Items from a data source:
>>>>>

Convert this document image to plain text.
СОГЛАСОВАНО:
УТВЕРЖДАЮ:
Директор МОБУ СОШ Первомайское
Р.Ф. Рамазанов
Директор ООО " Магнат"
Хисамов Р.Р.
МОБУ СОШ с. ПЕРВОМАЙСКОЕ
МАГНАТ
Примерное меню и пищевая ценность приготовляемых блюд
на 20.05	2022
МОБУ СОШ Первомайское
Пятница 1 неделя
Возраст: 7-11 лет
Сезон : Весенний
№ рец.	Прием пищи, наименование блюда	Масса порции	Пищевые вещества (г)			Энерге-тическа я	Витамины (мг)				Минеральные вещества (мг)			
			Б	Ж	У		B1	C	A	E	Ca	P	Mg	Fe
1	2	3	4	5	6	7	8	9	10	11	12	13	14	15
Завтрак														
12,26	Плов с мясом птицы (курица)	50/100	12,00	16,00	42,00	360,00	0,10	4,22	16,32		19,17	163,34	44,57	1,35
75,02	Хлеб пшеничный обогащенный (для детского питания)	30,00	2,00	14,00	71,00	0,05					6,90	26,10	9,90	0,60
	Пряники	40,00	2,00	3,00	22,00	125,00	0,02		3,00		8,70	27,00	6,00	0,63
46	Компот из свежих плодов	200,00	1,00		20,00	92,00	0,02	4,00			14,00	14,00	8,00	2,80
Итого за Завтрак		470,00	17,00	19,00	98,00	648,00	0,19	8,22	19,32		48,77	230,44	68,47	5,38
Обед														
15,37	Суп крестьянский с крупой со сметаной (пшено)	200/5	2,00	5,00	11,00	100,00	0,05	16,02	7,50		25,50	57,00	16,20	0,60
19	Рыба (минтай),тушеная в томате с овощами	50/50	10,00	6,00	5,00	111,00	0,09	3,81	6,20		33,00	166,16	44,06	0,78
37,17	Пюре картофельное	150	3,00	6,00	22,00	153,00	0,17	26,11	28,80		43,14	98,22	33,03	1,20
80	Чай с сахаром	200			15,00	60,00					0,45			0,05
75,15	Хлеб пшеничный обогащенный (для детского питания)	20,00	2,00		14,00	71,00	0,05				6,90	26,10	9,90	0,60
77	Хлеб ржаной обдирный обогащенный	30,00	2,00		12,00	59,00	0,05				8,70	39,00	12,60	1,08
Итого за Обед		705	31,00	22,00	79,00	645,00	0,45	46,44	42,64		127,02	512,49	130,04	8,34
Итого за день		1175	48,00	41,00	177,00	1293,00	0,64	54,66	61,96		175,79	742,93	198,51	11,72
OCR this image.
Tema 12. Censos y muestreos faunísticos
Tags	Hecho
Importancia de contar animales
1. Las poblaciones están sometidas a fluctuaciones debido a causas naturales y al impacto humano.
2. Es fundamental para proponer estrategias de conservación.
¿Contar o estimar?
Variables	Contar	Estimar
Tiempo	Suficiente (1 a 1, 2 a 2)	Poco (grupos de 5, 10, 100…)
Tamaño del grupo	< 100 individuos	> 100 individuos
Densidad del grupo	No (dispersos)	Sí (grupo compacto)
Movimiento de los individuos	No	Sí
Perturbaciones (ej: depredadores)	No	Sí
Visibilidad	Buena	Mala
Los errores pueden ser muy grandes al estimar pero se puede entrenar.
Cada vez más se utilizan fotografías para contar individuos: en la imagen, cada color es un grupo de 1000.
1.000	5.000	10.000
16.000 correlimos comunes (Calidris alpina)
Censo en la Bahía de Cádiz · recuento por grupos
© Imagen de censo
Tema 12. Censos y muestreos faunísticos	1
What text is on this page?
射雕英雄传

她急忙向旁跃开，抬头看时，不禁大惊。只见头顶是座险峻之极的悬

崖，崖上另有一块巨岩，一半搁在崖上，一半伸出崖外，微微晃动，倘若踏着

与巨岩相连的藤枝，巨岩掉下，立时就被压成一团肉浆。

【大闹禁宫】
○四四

<<<<<

▶ _Task goal_: Faithfully reproduce all of the records, character for character.

▶ _Reply_:
Convert this document image to plain text.
СОГЛАСОВАНО:
УТВЕРЖДАЮ:
Директор МОБУ СОШ Первомайское
Р.Ф. Рамазанов
Директор ООО " Магнат"
Хисамов Р.Р.
МОБУ СОШ с. ПЕРВОМАЙСКОЕ
МАГНАТ
Примерное меню и пищевая ценность приготовляемых блюд
на 20.05	2022
МОБУ СОШ Первомайское
Пятница 1 неделя
Возраст: 7-11 лет
Сезон : Весенний
№ рец.	Прием пищи, наименование блюда	Масса порции	Пищевые вещества (г)			Энерге-тическа я	Витамины (мг)				Минеральные вещества (мг)			
			Б	Ж	У		B1	C	A	E	Ca	P	Mg	Fe
1	2	3	4	5	6	7	8	9	10	11	12	13	14	15
Завтрак														
12,26	Плов с мясом птицы (курица)	50/100	12,00	16,00	42,00	360,00	0,10	4,22	16,32		19,17	163,34	44,57	1,35
75,02	Хлеб пшеничный обогащенный (для детского питания)	30,00	2,00	14,00	71,00	0,05					6,90	26,10	9,90	0,60
	Пряники	40,00	2,00	3,00	22,00	125,00	0,02		3,00		8,70	27,00	6,00	0,63
46	Компот из свежих плодов	200,00	1,00		20,00	92,00	0,02	4,00			14,00	14,00	8,00	2,80
Итого за Завтрак		470,00	17,00	19,00	98,00	648,00	0,19	8,22	19,32		48,77	230,44	68,47	5,38
Обед														
15,37	Суп крестьянский с крупой со сметаной (пшено)	200/5	2,00	5,00	11,00	100,00	0,05	16,02	7,50		25,50	57,00	16,20	0,60
19	Рыба (минтай),тушеная в томате с овощами	50/50	10,00	6,00	5,00	111,00	0,09	3,81	6,20		33,00	166,16	44,06	0,78
37,17	Пюре картофельное	150	3,00	6,00	22,00	153,00	0,17	26,11	28,80		43,14	98,22	33,03	1,20
80	Чай с сахаром	200			15,00	60,00					0,45			0,05
75,15	Хлеб пшеничный обогащенный (для детского питания)	20,00	2,00		14,00	71,00	0,05				6,90	26,10	9,90	0,60
77	Хлеб ржаной обдирный обогащенный	30,00	2,00		12,00	59,00	0,05				8,70	39,00	12,60	1,08
Итого за Обед		705	31,00	22,00	79,00	645,00	0,45	46,44	42,64		127,02	512,49	130,04	8,34
Итого за день		1175	48,00	41,00	177,00	1293,00	0,64	54,66	61,96		175,79	742,93	198,51	11,72
OCR this image.
Tema 12. Censos y muestreos faunísticos
Tags	Hecho
Importancia de contar animales
1. Las poblaciones están sometidas a fluctuaciones debido a causas naturales y al impacto humano.
2. Es fundamental para proponer estrategias de conservación.
¿Contar o estimar?
Variables	Contar	Estimar
Tiempo	Suficiente (1 a 1, 2 a 2)	Poco (grupos de 5, 10, 100…)
Tamaño del grupo	< 100 individuos	> 100 individuos
Densidad del grupo	No (dispersos)	Sí (grupo compacto)
Movimiento de los individuos	No	Sí
Perturbaciones (ej: depredadores)	No	Sí
Visibilidad	Buena	Mala
Los errores pueden ser muy grandes al estimar pero se puede entrenar.
Cada vez más se utilizan fotografías para contar individuos: en la imagen, cada color es un grupo de 1000.
1.000	5.000	10.000
16.000 correlimos comunes (Calidris alpina)
Censo en la Bahía de Cádiz · recuento por grupos
© Imagen de censo
Tema 12. Censos y muestreos faunísticos	1
What text is on this page?
射雕英雄传

她急忙向旁跃开，抬头看时，不禁大惊。只见头顶是座险峻之极的悬

崖，崖上另有一块巨岩，一半搁在崖上，一半伸出崖外，微微晃动，倘若踏着

与巨岩相连的藤枝，巨岩掉下，立时就被压成一团肉浆。

【大闹禁宫】
○四四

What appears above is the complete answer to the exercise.